**DATASET RECORDS**
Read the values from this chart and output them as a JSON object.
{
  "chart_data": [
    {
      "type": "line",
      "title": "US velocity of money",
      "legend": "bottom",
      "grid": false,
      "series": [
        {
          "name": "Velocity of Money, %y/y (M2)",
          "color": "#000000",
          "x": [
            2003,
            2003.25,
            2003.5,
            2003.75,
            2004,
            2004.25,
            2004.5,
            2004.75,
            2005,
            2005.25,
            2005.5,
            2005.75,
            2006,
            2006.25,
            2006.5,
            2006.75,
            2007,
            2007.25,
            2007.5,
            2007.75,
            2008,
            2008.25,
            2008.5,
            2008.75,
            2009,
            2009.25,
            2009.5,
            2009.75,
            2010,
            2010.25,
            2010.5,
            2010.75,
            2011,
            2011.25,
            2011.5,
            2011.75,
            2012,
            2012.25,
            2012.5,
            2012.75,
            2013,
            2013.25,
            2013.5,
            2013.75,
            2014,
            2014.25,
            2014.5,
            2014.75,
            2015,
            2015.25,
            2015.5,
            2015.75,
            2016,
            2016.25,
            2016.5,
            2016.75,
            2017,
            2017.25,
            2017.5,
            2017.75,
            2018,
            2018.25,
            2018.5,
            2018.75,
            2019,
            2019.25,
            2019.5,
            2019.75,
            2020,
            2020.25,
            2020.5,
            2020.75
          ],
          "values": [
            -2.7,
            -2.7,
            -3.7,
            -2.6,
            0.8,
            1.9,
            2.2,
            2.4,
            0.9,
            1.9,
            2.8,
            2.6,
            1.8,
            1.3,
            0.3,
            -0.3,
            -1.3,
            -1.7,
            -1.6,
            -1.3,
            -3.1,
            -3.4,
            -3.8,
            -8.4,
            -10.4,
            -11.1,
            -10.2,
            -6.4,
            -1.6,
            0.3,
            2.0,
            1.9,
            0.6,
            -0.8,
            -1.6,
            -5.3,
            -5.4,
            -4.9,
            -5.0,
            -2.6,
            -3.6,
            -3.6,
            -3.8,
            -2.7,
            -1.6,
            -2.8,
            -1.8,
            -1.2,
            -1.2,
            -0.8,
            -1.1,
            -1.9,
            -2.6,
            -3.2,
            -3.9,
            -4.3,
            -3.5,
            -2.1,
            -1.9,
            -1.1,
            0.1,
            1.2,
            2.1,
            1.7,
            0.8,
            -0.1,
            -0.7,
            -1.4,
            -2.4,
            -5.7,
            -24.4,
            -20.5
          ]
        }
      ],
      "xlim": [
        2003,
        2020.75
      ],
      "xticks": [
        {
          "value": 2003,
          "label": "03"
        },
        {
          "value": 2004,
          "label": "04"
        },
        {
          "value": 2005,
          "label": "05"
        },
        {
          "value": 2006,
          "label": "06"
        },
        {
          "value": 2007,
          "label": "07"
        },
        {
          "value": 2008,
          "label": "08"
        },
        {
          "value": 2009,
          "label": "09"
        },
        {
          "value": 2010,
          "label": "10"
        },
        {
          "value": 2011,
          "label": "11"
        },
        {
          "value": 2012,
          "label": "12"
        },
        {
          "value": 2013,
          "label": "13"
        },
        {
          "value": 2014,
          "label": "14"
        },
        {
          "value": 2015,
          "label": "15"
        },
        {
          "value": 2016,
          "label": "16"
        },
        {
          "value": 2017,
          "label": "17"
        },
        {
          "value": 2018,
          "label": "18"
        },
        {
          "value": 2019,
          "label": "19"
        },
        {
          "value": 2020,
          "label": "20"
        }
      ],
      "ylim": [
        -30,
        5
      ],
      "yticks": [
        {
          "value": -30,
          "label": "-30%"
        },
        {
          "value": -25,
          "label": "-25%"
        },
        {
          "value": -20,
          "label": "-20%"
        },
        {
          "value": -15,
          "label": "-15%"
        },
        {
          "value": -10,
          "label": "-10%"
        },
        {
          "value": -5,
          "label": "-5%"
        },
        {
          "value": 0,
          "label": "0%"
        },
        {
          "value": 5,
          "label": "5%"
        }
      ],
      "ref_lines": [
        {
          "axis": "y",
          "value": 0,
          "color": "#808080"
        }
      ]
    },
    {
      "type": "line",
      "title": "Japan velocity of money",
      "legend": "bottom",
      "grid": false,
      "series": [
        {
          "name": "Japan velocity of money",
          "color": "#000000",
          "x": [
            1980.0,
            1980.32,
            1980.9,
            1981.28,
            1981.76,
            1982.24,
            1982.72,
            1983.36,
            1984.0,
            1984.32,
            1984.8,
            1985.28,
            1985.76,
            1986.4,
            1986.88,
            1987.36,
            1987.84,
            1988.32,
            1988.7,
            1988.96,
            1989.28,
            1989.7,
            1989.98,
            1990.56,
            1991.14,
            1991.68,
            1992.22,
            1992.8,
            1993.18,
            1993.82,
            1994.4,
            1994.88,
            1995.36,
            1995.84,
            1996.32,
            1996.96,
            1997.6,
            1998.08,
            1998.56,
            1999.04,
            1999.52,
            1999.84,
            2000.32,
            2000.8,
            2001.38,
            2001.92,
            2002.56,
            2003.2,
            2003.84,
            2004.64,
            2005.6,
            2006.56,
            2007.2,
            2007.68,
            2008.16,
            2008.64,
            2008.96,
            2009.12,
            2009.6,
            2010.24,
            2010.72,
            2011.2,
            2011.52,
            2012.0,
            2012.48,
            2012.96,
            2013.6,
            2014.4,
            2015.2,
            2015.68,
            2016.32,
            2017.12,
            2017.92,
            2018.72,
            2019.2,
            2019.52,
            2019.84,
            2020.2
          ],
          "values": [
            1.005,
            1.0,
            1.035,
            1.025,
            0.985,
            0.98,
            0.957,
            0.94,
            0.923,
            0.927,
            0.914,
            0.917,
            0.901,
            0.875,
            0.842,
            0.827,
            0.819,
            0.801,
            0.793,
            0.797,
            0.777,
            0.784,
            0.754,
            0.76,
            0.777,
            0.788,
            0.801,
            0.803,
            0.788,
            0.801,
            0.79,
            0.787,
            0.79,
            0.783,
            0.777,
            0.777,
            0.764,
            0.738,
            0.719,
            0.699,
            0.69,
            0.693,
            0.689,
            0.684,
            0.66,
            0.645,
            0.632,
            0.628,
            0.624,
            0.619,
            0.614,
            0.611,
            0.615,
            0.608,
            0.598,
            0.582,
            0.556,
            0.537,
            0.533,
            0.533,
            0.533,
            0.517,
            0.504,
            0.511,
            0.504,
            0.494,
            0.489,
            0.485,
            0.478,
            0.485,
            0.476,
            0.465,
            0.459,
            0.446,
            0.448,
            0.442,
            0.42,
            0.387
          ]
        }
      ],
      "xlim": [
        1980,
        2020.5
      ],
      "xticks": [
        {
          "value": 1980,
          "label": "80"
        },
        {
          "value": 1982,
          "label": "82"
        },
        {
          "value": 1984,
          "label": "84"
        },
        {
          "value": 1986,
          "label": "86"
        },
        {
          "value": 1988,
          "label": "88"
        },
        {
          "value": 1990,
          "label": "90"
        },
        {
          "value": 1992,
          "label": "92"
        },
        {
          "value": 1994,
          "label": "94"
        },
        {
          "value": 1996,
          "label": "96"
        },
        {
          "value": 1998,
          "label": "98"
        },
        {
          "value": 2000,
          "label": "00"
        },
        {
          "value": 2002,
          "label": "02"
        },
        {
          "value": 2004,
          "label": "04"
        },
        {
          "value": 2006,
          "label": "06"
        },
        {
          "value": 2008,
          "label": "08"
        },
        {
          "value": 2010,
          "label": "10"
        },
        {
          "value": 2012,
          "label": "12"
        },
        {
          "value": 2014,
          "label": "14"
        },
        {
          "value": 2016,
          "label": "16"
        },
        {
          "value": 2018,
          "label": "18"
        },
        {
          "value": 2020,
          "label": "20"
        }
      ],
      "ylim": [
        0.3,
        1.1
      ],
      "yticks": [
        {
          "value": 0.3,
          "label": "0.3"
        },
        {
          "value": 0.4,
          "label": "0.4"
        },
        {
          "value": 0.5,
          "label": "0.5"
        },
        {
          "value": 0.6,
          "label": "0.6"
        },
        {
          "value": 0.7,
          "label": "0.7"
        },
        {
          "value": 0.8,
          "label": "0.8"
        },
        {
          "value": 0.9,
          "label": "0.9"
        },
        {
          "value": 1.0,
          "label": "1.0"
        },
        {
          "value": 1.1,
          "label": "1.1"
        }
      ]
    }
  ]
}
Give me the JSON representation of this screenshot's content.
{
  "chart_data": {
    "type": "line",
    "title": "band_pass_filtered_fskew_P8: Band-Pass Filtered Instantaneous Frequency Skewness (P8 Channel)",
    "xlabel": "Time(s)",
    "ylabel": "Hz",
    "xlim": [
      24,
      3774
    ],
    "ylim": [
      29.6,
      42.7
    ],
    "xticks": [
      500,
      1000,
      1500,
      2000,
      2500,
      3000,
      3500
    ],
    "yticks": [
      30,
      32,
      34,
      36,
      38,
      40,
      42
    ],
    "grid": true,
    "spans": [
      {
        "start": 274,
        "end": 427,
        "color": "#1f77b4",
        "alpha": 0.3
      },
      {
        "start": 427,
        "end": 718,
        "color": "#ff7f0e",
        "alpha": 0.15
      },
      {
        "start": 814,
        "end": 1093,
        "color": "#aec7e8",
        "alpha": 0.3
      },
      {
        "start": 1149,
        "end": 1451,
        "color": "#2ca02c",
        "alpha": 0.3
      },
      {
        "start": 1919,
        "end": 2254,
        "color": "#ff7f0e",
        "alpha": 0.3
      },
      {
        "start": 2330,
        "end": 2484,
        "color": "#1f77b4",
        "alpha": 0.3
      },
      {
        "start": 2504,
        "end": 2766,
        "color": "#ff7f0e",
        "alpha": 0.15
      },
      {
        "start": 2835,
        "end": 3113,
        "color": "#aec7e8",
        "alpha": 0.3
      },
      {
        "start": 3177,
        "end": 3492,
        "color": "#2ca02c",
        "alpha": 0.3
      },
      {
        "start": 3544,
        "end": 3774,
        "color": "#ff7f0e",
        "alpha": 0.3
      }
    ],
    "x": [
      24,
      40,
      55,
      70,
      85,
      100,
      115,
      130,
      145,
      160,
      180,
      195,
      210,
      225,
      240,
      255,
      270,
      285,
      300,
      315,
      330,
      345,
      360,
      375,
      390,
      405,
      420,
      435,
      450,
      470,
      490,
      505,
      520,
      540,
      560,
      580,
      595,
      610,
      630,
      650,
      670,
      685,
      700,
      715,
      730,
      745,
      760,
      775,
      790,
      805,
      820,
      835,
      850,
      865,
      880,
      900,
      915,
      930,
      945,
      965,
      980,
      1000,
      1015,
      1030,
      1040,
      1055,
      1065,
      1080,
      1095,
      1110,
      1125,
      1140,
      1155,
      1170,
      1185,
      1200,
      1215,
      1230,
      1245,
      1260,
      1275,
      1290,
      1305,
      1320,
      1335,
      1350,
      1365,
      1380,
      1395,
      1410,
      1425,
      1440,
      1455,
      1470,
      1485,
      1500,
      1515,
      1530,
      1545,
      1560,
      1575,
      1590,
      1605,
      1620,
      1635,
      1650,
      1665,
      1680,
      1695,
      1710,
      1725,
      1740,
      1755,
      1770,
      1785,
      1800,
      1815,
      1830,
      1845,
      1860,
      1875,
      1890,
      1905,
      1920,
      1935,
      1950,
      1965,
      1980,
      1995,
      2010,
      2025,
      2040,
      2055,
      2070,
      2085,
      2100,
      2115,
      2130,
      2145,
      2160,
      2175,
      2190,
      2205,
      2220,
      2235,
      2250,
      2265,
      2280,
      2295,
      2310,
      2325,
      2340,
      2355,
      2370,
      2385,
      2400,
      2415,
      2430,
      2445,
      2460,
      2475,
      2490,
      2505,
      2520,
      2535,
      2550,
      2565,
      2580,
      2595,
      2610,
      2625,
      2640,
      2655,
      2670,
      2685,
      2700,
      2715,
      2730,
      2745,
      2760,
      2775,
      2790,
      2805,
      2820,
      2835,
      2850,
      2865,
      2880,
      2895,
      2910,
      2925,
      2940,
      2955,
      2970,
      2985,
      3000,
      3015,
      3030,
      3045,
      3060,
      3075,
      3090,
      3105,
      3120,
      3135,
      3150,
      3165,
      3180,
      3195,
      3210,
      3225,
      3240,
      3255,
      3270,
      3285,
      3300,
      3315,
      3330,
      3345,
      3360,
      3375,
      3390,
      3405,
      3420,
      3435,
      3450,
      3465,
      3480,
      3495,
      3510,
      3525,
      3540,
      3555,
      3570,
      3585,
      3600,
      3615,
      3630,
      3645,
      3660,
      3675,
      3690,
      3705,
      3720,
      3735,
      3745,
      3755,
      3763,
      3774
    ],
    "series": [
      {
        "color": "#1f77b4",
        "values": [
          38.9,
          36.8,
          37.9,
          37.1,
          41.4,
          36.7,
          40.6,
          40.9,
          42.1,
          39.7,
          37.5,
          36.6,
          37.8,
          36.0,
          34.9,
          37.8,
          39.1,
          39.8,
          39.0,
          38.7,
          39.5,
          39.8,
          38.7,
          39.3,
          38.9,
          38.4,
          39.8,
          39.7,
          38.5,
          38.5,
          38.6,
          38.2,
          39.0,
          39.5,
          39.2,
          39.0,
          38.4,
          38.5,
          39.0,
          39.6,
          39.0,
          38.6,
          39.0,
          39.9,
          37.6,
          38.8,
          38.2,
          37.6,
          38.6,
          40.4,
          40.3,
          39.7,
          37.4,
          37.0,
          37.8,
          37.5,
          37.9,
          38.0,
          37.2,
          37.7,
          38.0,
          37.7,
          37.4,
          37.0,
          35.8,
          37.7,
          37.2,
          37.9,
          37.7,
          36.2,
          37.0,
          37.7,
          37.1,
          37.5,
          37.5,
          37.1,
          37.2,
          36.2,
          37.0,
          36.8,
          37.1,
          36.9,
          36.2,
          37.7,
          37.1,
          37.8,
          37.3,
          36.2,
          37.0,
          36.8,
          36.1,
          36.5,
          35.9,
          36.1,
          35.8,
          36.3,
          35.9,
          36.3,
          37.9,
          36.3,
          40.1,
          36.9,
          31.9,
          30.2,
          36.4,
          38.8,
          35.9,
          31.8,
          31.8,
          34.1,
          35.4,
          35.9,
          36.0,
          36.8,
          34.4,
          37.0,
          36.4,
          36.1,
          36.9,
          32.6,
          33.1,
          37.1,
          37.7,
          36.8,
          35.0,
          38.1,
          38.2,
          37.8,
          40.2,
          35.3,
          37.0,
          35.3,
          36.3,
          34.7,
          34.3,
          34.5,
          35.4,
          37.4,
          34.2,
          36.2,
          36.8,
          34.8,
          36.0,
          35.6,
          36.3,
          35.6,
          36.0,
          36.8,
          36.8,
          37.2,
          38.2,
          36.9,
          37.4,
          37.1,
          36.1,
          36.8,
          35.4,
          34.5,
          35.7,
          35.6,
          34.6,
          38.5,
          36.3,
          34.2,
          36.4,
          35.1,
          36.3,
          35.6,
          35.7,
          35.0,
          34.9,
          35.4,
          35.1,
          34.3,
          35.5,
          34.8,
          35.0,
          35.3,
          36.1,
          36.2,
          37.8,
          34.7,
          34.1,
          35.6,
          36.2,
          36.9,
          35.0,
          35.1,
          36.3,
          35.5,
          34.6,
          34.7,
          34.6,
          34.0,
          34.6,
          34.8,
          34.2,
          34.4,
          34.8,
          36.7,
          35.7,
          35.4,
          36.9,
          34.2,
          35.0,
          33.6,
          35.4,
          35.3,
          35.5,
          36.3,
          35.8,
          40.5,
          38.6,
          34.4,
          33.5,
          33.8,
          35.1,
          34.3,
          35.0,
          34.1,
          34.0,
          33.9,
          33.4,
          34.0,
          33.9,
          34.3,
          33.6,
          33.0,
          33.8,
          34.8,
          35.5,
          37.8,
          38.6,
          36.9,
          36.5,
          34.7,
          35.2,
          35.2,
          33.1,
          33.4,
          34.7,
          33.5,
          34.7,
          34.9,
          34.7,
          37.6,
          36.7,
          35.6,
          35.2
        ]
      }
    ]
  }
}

**YOUR TASK**
Make a copy of each line that contains the string "name".

**RESPONSE BELOW**
          "name": "Velocity of Money, %y/y (M2)",
          "name": "Japan velocity of money",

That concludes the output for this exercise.